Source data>
━━━━━━━━━━━━━━━━
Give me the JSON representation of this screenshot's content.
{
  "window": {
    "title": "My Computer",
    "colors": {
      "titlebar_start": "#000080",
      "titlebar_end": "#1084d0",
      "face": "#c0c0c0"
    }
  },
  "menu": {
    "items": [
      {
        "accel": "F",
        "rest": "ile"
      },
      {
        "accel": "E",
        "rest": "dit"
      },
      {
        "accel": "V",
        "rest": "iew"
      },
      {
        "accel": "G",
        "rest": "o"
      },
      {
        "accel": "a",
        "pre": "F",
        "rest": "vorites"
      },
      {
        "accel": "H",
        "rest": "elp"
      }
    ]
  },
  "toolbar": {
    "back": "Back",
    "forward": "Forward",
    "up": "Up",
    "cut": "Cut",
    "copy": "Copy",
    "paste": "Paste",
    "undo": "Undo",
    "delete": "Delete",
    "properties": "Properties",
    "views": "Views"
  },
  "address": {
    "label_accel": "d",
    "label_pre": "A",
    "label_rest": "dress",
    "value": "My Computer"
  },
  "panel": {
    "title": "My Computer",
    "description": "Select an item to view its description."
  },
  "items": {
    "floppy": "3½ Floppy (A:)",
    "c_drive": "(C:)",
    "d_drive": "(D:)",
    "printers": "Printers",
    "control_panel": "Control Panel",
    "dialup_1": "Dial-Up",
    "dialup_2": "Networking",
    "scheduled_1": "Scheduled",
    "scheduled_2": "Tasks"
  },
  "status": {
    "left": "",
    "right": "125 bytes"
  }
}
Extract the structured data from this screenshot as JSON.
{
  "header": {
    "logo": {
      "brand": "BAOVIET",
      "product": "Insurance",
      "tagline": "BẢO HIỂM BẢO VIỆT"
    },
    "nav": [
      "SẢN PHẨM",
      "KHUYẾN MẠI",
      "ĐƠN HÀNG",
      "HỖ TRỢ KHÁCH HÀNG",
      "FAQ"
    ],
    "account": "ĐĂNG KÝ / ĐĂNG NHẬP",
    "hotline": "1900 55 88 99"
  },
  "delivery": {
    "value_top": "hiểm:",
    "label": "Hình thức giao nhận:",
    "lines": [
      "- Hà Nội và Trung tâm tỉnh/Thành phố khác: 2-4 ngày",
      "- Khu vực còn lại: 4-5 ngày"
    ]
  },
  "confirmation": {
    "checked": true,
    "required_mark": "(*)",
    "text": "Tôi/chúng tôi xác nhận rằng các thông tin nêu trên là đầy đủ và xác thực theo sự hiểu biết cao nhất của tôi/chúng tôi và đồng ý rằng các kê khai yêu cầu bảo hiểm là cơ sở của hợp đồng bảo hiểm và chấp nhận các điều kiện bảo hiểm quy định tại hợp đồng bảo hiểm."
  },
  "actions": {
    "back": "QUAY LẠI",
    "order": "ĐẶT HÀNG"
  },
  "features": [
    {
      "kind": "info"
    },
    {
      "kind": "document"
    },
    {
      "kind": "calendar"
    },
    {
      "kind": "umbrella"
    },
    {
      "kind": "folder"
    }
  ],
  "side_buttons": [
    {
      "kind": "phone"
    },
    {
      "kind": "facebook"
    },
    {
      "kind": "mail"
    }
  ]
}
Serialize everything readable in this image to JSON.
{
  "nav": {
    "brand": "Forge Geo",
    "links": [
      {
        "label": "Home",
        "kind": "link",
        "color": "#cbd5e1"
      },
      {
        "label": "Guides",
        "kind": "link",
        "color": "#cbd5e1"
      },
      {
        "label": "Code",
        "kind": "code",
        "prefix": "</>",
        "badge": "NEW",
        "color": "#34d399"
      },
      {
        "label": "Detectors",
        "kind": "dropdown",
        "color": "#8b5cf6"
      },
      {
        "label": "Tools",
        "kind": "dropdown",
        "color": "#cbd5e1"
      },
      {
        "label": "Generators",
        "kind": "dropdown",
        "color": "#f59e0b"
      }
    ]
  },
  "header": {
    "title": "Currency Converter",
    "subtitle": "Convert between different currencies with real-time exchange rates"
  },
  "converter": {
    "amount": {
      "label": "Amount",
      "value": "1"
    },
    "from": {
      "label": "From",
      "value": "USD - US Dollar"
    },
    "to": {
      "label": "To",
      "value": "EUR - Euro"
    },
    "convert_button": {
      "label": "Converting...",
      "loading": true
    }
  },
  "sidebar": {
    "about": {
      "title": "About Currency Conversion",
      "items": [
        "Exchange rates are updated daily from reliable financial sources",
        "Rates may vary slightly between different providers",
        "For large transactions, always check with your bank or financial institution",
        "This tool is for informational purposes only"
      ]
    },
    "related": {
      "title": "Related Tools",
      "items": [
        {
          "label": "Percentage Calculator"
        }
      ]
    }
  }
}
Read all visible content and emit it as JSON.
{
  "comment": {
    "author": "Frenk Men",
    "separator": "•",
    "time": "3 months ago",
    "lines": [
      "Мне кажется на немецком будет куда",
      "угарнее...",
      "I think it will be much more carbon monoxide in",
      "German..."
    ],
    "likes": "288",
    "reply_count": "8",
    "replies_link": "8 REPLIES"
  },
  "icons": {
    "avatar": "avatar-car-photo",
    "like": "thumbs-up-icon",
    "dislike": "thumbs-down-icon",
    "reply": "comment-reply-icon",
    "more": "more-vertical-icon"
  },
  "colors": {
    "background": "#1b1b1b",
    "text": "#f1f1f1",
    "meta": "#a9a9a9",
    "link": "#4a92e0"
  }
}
━━━━━━━━━━━━━━━━
EXERCISE OBJECTIVE> Return all of the entries exactly as they were supplied.

CORRECT RESULT>
Give me the JSON representation of this screenshot's content.
{
  "window": {
    "title": "My Computer",
    "colors": {
      "titlebar_start": "#000080",
      "titlebar_end": "#1084d0",
      "face": "#c0c0c0"
    }
  },
  "menu": {
    "items": [
      {
        "accel": "F",
        "rest": "ile"
      },
      {
        "accel": "E",
        "rest": "dit"
      },
      {
        "accel": "V",
        "rest": "iew"
      },
      {
        "accel": "G",
        "rest": "o"
      },
      {
        "accel": "a",
        "pre": "F",
        "rest": "vorites"
      },
      {
        "accel": "H",
        "rest": "elp"
      }
    ]
  },
  "toolbar": {
    "back": "Back",
    "forward": "Forward",
    "up": "Up",
    "cut": "Cut",
    "copy": "Copy",
    "paste": "Paste",
    "undo": "Undo",
    "delete": "Delete",
    "properties": "Properties",
    "views": "Views"
  },
  "address": {
    "label_accel": "d",
    "label_pre": "A",
    "label_rest": "dress",
    "value": "My Computer"
  },
  "panel": {
    "title": "My Computer",
    "description": "Select an item to view its description."
  },
  "items": {
    "floppy": "3½ Floppy (A:)",
    "c_drive": "(C:)",
    "d_drive": "(D:)",
    "printers": "Printers",
    "control_panel": "Control Panel",
    "dialup_1": "Dial-Up",
    "dialup_2": "Networking",
    "scheduled_1": "Scheduled",
    "scheduled_2": "Tasks"
  },
  "status": {
    "left": "",
    "right": "125 bytes"
  }
}
Extract the structured data from this screenshot as JSON.
{
  "header": {
    "logo": {
      "brand": "BAOVIET",
      "product": "Insurance",
      "tagline": "BẢO HIỂM BẢO VIỆT"
    },
    "nav": [
      "SẢN PHẨM",
      "KHUYẾN MẠI",
      "ĐƠN HÀNG",
      "HỖ TRỢ KHÁCH HÀNG",
      "FAQ"
    ],
    "account": "ĐĂNG KÝ / ĐĂNG NHẬP",
    "hotline": "1900 55 88 99"
  },
  "delivery": {
    "value_top": "hiểm:",
    "label": "Hình thức giao nhận:",
    "lines": [
      "- Hà Nội và Trung tâm tỉnh/Thành phố khác: 2-4 ngày",
      "- Khu vực còn lại: 4-5 ngày"
    ]
  },
  "confirmation": {
    "checked": true,
    "required_mark": "(*)",
    "text": "Tôi/chúng tôi xác nhận rằng các thông tin nêu trên là đầy đủ và xác thực theo sự hiểu biết cao nhất của tôi/chúng tôi và đồng ý rằng các kê khai yêu cầu bảo hiểm là cơ sở của hợp đồng bảo hiểm và chấp nhận các điều kiện bảo hiểm quy định tại hợp đồng bảo hiểm."
  },
  "actions": {
    "back": "QUAY LẠI",
    "order": "ĐẶT HÀNG"
  },
  "features": [
    {
      "kind": "info"
    },
    {
      "kind": "document"
    },
    {
      "kind": "calendar"
    },
    {
      "kind": "umbrella"
    },
    {
      "kind": "folder"
    }
  ],
  "side_buttons": [
    {
      "kind": "phone"
    },
    {
      "kind": "facebook"
    },
    {
      "kind": "mail"
    }
  ]
}
Serialize everything readable in this image to JSON.
{
  "nav": {
    "brand": "Forge Geo",
    "links": [
      {
        "label": "Home",
        "kind": "link",
        "color": "#cbd5e1"
      },
      {
        "label": "Guides",
        "kind": "link",
        "color": "#cbd5e1"
      },
      {
        "label": "Code",
        "kind": "code",
        "prefix": "</>",
        "badge": "NEW",
        "color": "#34d399"
      },
      {
        "label": "Detectors",
        "kind": "dropdown",
        "color": "#8b5cf6"
      },
      {
        "label": "Tools",
        "kind": "dropdown",
        "color": "#cbd5e1"
      },
      {
        "label": "Generators",
        "kind": "dropdown",
        "color": "#f59e0b"
      }
    ]
  },
  "header": {
    "title": "Currency Converter",
    "subtitle": "Convert between different currencies with real-time exchange rates"
  },
  "converter": {
    "amount": {
      "label": "Amount",
      "value": "1"
    },
    "from": {
      "label": "From",
      "value": "USD - US Dollar"
    },
    "to": {
      "label": "To",
      "value": "EUR - Euro"
    },
    "convert_button": {
      "label": "Converting...",
      "loading": true
    }
  },
  "sidebar": {
    "about": {
      "title": "About Currency Conversion",
      "items": [
        "Exchange rates are updated daily from reliable financial sources",
        "Rates may vary slightly between different providers",
        "For large transactions, always check with your bank or financial institution",
        "This tool is for informational purposes only"
      ]
    },
    "related": {
      "title": "Related Tools",
      "items": [
        {
          "label": "Percentage Calculator"
        }
      ]
    }
  }
}
Read all visible content and emit it as JSON.
{
  "comment": {
    "author": "Frenk Men",
    "separator": "•",
    "time": "3 months ago",
    "lines": [
      "Мне кажется на немецком будет куда",
      "угарнее...",
      "I think it will be much more carbon monoxide in",
      "German..."
    ],
    "likes": "288",
    "reply_count": "8",
    "replies_link": "8 REPLIES"
  },
  "icons": {
    "avatar": "avatar-car-photo",
    "like": "thumbs-up-icon",
    "dislike": "thumbs-down-icon",
    "reply": "comment-reply-icon",
    "more": "more-vertical-icon"
  },
  "colors": {
    "background": "#1b1b1b",
    "text": "#f1f1f1",
    "meta": "#a9a9a9",
    "link": "#4a92e0"
  }
}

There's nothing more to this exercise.